▶ _Challenge_:
Repeat every line below exactly, word for word.

(Stored data)
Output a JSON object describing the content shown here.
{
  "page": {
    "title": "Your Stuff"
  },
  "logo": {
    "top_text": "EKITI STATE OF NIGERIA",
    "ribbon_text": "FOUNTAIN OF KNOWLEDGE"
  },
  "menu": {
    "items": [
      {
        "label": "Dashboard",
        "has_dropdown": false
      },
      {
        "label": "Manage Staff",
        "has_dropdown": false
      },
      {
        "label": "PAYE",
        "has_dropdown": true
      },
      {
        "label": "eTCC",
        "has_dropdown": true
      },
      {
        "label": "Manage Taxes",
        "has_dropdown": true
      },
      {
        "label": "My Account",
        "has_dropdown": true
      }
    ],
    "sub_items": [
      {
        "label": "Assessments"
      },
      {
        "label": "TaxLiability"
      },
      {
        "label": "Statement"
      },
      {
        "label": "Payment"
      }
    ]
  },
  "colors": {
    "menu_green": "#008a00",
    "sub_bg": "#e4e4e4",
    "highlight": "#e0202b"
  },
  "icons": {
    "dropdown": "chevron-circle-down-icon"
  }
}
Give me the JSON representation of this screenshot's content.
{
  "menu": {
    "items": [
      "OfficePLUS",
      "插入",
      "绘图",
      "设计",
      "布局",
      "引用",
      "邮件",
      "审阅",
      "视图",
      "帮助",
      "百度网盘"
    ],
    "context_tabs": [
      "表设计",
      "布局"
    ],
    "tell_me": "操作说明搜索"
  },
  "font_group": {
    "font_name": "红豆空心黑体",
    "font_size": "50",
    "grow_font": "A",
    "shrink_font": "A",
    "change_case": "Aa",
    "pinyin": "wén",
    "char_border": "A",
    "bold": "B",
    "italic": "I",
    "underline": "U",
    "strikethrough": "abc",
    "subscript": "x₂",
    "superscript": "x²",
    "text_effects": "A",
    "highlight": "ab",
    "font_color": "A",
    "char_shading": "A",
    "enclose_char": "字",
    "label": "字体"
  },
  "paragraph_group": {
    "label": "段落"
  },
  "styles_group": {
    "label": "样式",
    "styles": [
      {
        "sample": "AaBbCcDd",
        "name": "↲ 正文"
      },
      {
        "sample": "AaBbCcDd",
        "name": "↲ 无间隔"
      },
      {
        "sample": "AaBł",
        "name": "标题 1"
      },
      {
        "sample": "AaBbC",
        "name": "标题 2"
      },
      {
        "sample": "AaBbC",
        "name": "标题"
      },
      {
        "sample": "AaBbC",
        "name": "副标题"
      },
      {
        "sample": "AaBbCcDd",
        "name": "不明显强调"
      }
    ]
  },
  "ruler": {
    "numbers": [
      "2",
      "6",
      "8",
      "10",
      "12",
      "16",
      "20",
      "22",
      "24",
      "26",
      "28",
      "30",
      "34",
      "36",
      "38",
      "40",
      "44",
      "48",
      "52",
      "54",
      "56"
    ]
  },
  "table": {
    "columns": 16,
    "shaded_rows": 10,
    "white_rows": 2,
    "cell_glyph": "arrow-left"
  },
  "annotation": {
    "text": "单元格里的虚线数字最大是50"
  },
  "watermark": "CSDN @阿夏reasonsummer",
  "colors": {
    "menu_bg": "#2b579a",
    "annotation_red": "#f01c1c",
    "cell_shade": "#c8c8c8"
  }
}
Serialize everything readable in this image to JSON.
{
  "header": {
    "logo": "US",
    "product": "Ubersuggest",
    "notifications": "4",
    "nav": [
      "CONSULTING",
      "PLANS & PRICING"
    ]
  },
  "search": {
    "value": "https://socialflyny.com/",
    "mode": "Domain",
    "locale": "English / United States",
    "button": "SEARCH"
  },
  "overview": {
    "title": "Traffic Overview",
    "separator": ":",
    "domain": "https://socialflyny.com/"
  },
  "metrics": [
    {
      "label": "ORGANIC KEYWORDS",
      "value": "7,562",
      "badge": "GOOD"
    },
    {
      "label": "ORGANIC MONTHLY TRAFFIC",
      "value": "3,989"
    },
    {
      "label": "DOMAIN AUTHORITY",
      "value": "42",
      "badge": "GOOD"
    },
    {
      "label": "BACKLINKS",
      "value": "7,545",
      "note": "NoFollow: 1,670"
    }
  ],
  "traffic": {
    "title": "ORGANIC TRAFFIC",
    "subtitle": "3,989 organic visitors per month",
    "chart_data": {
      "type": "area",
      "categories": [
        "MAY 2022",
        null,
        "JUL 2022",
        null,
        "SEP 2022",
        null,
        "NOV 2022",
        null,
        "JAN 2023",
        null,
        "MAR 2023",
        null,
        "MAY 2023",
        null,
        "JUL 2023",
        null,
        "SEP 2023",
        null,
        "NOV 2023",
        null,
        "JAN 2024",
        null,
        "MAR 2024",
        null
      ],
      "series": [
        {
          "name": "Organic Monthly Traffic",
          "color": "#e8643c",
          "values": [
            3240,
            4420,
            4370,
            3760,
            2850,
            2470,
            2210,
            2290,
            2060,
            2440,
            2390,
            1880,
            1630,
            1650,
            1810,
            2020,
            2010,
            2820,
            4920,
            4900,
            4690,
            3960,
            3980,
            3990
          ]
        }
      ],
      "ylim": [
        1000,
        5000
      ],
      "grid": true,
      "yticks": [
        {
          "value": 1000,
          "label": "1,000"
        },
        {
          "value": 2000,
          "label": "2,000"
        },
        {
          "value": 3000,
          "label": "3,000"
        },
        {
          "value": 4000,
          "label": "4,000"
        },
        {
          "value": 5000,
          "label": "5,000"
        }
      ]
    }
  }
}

▶ _Exercise output_:
Output a JSON object describing the content shown here.
{
  "page": {
    "title": "Your Stuff"
  },
  "logo": {
    "top_text": "EKITI STATE OF NIGERIA",
    "ribbon_text": "FOUNTAIN OF KNOWLEDGE"
  },
  "menu": {
    "items": [
      {
        "label": "Dashboard",
        "has_dropdown": false
      },
      {
        "label": "Manage Staff",
        "has_dropdown": false
      },
      {
        "label": "PAYE",
        "has_dropdown": true
      },
      {
        "label": "eTCC",
        "has_dropdown": true
      },
      {
        "label": "Manage Taxes",
        "has_dropdown": true
      },
      {
        "label": "My Account",
        "has_dropdown": true
      }
    ],
    "sub_items": [
      {
        "label": "Assessments"
      },
      {
        "label": "TaxLiability"
      },
      {
        "label": "Statement"
      },
      {
        "label": "Payment"
      }
    ]
  },
  "colors": {
    "menu_green": "#008a00",
    "sub_bg": "#e4e4e4",
    "highlight": "#e0202b"
  },
  "icons": {
    "dropdown": "chevron-circle-down-icon"
  }
}
Give me the JSON representation of this screenshot's content.
{
  "menu": {
    "items": [
      "OfficePLUS",
      "插入",
      "绘图",
      "设计",
      "布局",
      "引用",
      "邮件",
      "审阅",
      "视图",
      "帮助",
      "百度网盘"
    ],
    "context_tabs": [
      "表设计",
      "布局"
    ],
    "tell_me": "操作说明搜索"
  },
  "font_group": {
    "font_name": "红豆空心黑体",
    "font_size": "50",
    "grow_font": "A",
    "shrink_font": "A",
    "change_case": "Aa",
    "pinyin": "wén",
    "char_border": "A",
    "bold": "B",
    "italic": "I",
    "underline": "U",
    "strikethrough": "abc",
    "subscript": "x₂",
    "superscript": "x²",
    "text_effects": "A",
    "highlight": "ab",
    "font_color": "A",
    "char_shading": "A",
    "enclose_char": "字",
    "label": "字体"
  },
  "paragraph_group": {
    "label": "段落"
  },
  "styles_group": {
    "label": "样式",
    "styles": [
      {
        "sample": "AaBbCcDd",
        "name": "↲ 正文"
      },
      {
        "sample": "AaBbCcDd",
        "name": "↲ 无间隔"
      },
      {
        "sample": "AaBł",
        "name": "标题 1"
      },
      {
        "sample": "AaBbC",
        "name": "标题 2"
      },
      {
        "sample": "AaBbC",
        "name": "标题"
      },
      {
        "sample": "AaBbC",
        "name": "副标题"
      },
      {
        "sample": "AaBbCcDd",
        "name": "不明显强调"
      }
    ]
  },
  "ruler": {
    "numbers": [
      "2",
      "6",
      "8",
      "10",
      "12",
      "16",
      "20",
      "22",
      "24",
      "26",
      "28",
      "30",
      "34",
      "36",
      "38",
      "40",
      "44",
      "48",
      "52",
      "54",
      "56"
    ]
  },
  "table": {
    "columns": 16,
    "shaded_rows": 10,
    "white_rows": 2,
    "cell_glyph": "arrow-left"
  },
  "annotation": {
    "text": "单元格里的虚线数字最大是50"
  },
  "watermark": "CSDN @阿夏reasonsummer",
  "colors": {
    "menu_bg": "#2b579a",
    "annotation_red": "#f01c1c",
    "cell_shade": "#c8c8c8"
  }
}
Serialize everything readable in this image to JSON.
{
  "header": {
    "logo": "US",
    "product": "Ubersuggest",
    "notifications": "4",
    "nav": [
      "CONSULTING",
      "PLANS & PRICING"
    ]
  },
  "search": {
    "value": "https://socialflyny.com/",
    "mode": "Domain",
    "locale": "English / United States",
    "button": "SEARCH"
  },
  "overview": {
    "title": "Traffic Overview",
    "separator": ":",
    "domain": "https://socialflyny.com/"
  },
  "metrics": [
    {
      "label": "ORGANIC KEYWORDS",
      "value": "7,562",
      "badge": "GOOD"
    },
    {
      "label": "ORGANIC MONTHLY TRAFFIC",
      "value": "3,989"
    },
    {
      "label": "DOMAIN AUTHORITY",
      "value": "42",
      "badge": "GOOD"
    },
    {
      "label": "BACKLINKS",
      "value": "7,545",
      "note": "NoFollow: 1,670"
    }
  ],
  "traffic": {
    "title": "ORGANIC TRAFFIC",
    "subtitle": "3,989 organic visitors per month",
    "chart_data": {
      "type": "area",
      "categories": [
        "MAY 2022",
        null,
        "JUL 2022",
        null,
        "SEP 2022",
        null,
        "NOV 2022",
        null,
        "JAN 2023",
        null,
        "MAR 2023",
        null,
        "MAY 2023",
        null,
        "JUL 2023",
        null,
        "SEP 2023",
        null,
        "NOV 2023",
        null,
        "JAN 2024",
        null,
        "MAR 2024",
        null
      ],
      "series": [
        {
          "name": "Organic Monthly Traffic",
          "color": "#e8643c",
          "values": [
            3240,
            4420,
            4370,
            3760,
            2850,
            2470,
            2210,
            2290,
            2060,
            2440,
            2390,
            1880,
            1630,
            1650,
            1810,
            2020,
            2010,
            2820,
            4920,
            4900,
            4690,
            3960,
            3980,
            3990
          ]
        }
      ],
      "ylim": [
        1000,
        5000
      ],
      "grid": true,
      "yticks": [
        {
          "value": 1000,
          "label": "1,000"
        },
        {
          "value": 2000,
          "label": "2,000"
        },
        {
          "value": 3000,
          "label": "3,000"
        },
        {
          "value": 4000,
          "label": "4,000"
        },
        {
          "value": 5000,
          "label": "5,000"
        }
      ]
    }
  }
}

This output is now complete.